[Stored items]
================================
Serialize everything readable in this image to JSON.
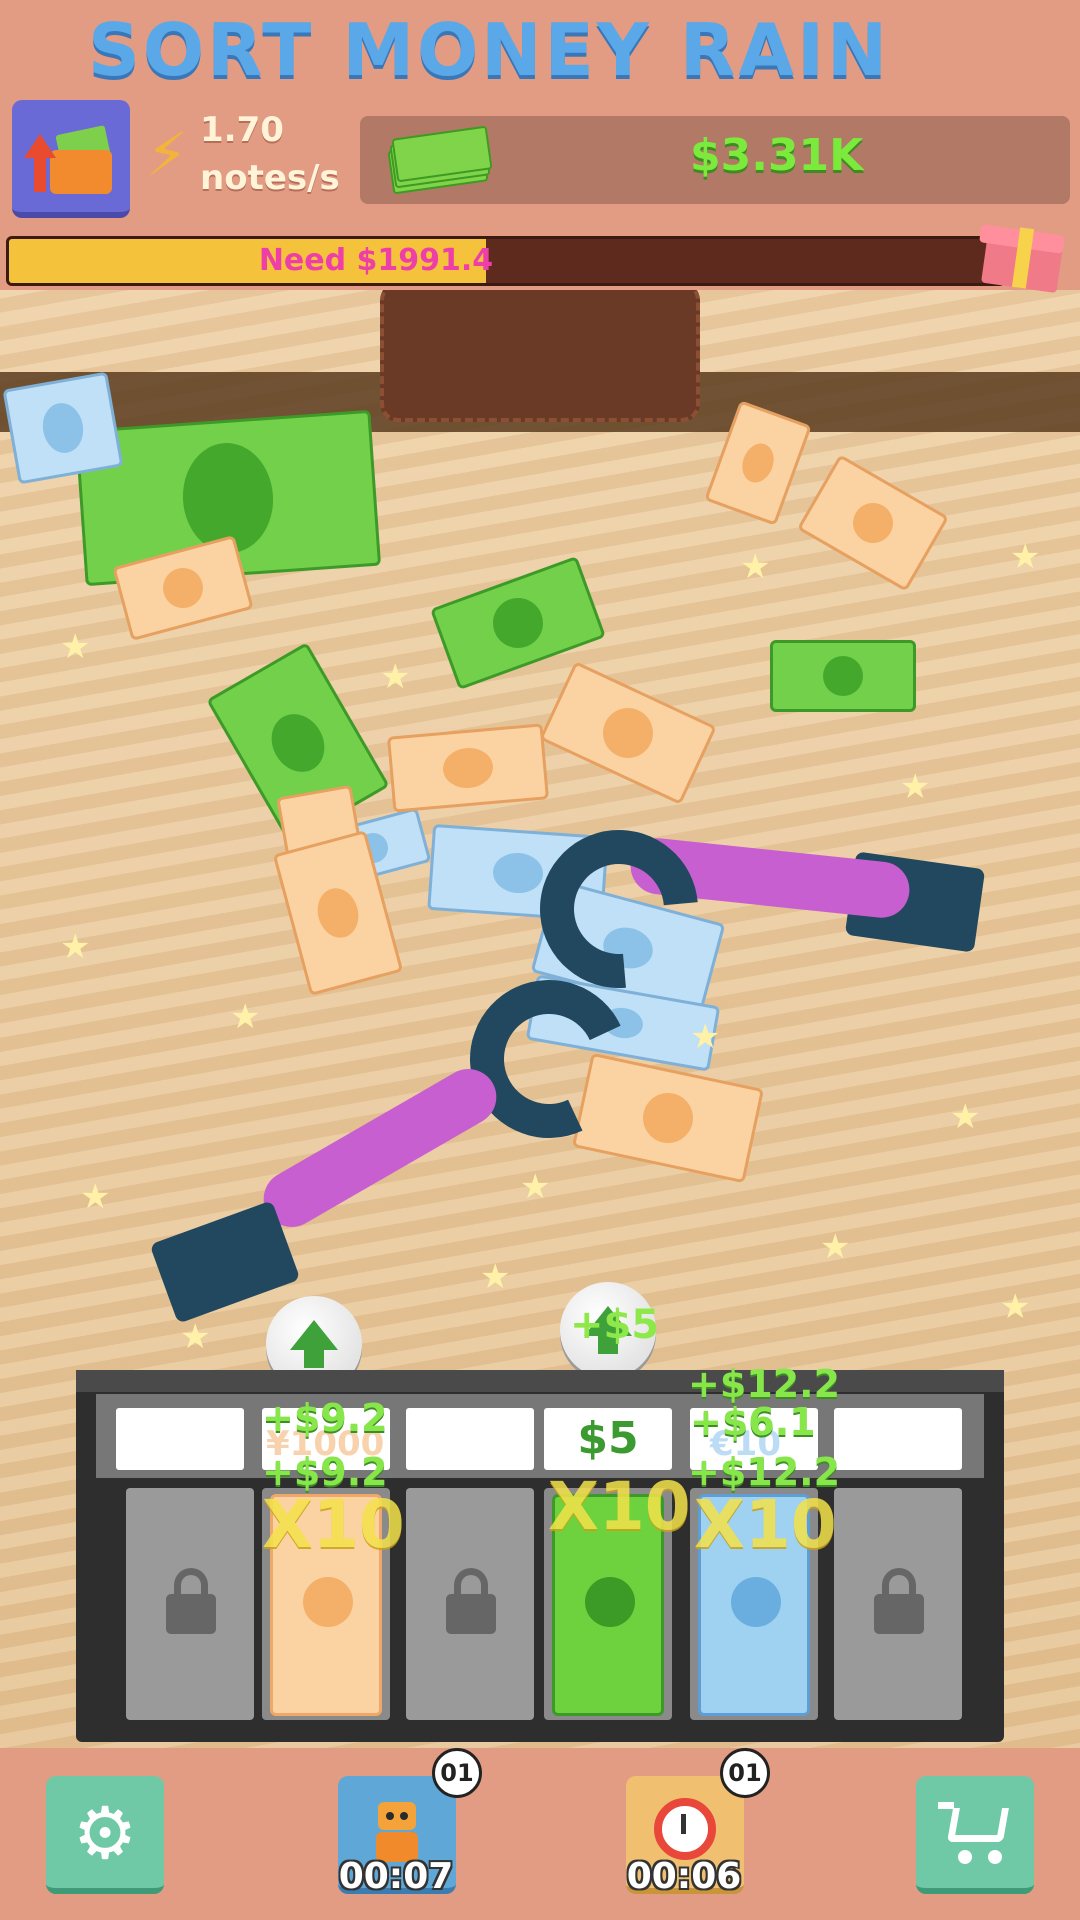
{
  "game": {
    "title": "SORT MONEY RAIN"
  },
  "stats": {
    "rate_value": "1.70",
    "rate_unit": "notes/s",
    "money": "$3.31K"
  },
  "progress": {
    "label": "Need $1991.4",
    "fraction": 0.48
  },
  "register": {
    "labels": [
      "",
      "",
      "",
      "$5",
      "",
      ""
    ],
    "slots": [
      {
        "state": "locked"
      },
      {
        "state": "filled",
        "currency": "yen",
        "multiplier": "X10"
      },
      {
        "state": "locked"
      },
      {
        "state": "filled",
        "currency": "dollar",
        "multiplier": "X10"
      },
      {
        "state": "filled",
        "currency": "euro",
        "multiplier": "X10"
      },
      {
        "state": "locked"
      }
    ],
    "floating": [
      "+$9.2",
      "+$9.2",
      "+$12.2",
      "+$6.1",
      "+$12.2"
    ],
    "ghost_labels": [
      "¥1000",
      "€10"
    ],
    "bubble_text": "+$5"
  },
  "bottom_bar": {
    "robot": {
      "badge": "01",
      "timer": "00:07"
    },
    "boost": {
      "badge": "01",
      "timer": "00:06"
    }
  },
  "colors": {
    "accent": "#e39c84",
    "money": "#7bea3c",
    "progress": "#f5c33b",
    "need_text": "#ee3fa8"
  },
  "icons": [
    "wallet-upgrade-icon",
    "lightning-bolt-icon",
    "cash-stack-icon",
    "gift-icon",
    "upgrade-arrow-icon",
    "lock-icon",
    "gear-icon",
    "robot-icon",
    "stopwatch-x10-icon",
    "shopping-cart-icon"
  ]
}
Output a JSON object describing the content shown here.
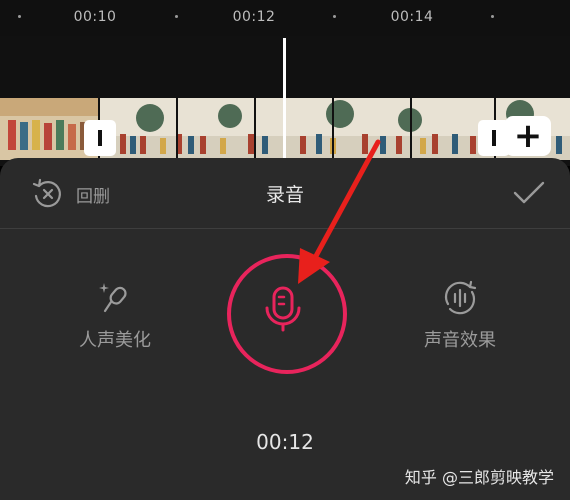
{
  "ruler": {
    "ticks": [
      "00:10",
      "00:12",
      "00:14"
    ]
  },
  "toolbar": {
    "undo_label": "回删",
    "title": "录音"
  },
  "tools": {
    "voice_beautify": "人声美化",
    "sound_effects": "声音效果"
  },
  "recording": {
    "time": "00:12"
  },
  "watermark": "知乎 @三郎剪映教学",
  "colors": {
    "accent": "#e8245c",
    "arrow": "#e8201c",
    "panel": "#2a2a2a"
  },
  "icons": {
    "undo": "undo-circle-icon",
    "confirm": "checkmark-icon",
    "voice_beautify": "magic-mic-icon",
    "sound_effects": "sound-wave-icon",
    "record": "microphone-icon",
    "add": "plus-icon"
  }
}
================================
▶ [THE EXERCISE] Emit an exact copy of the lines from the line bearing "Output a JSON" through the last line above, inclusive, and leave the images out.

▶ [OUTPUT BELOW]
Output a JSON object describing the content shown here.
{
  "ruler": {
    "ticks": [
      "00:10",
      "00:12",
      "00:14"
    ]
  },
  "toolbar": {
    "undo_label": "回删",
    "title": "录音"
  },
  "tools": {
    "voice_beautify": "人声美化",
    "sound_effects": "声音效果"
  },
  "recording": {
    "time": "00:12"
  },
  "watermark": "知乎 @三郎剪映教学",
  "colors": {
    "accent": "#e8245c",
    "arrow": "#e8201c",
    "panel": "#2a2a2a"
  },
  "icons": {
    "undo": "undo-circle-icon",
    "confirm": "checkmark-icon",
    "voice_beautify": "magic-mic-icon",
    "sound_effects": "sound-wave-icon",
    "record": "microphone-icon",
    "add": "plus-icon"
  }
}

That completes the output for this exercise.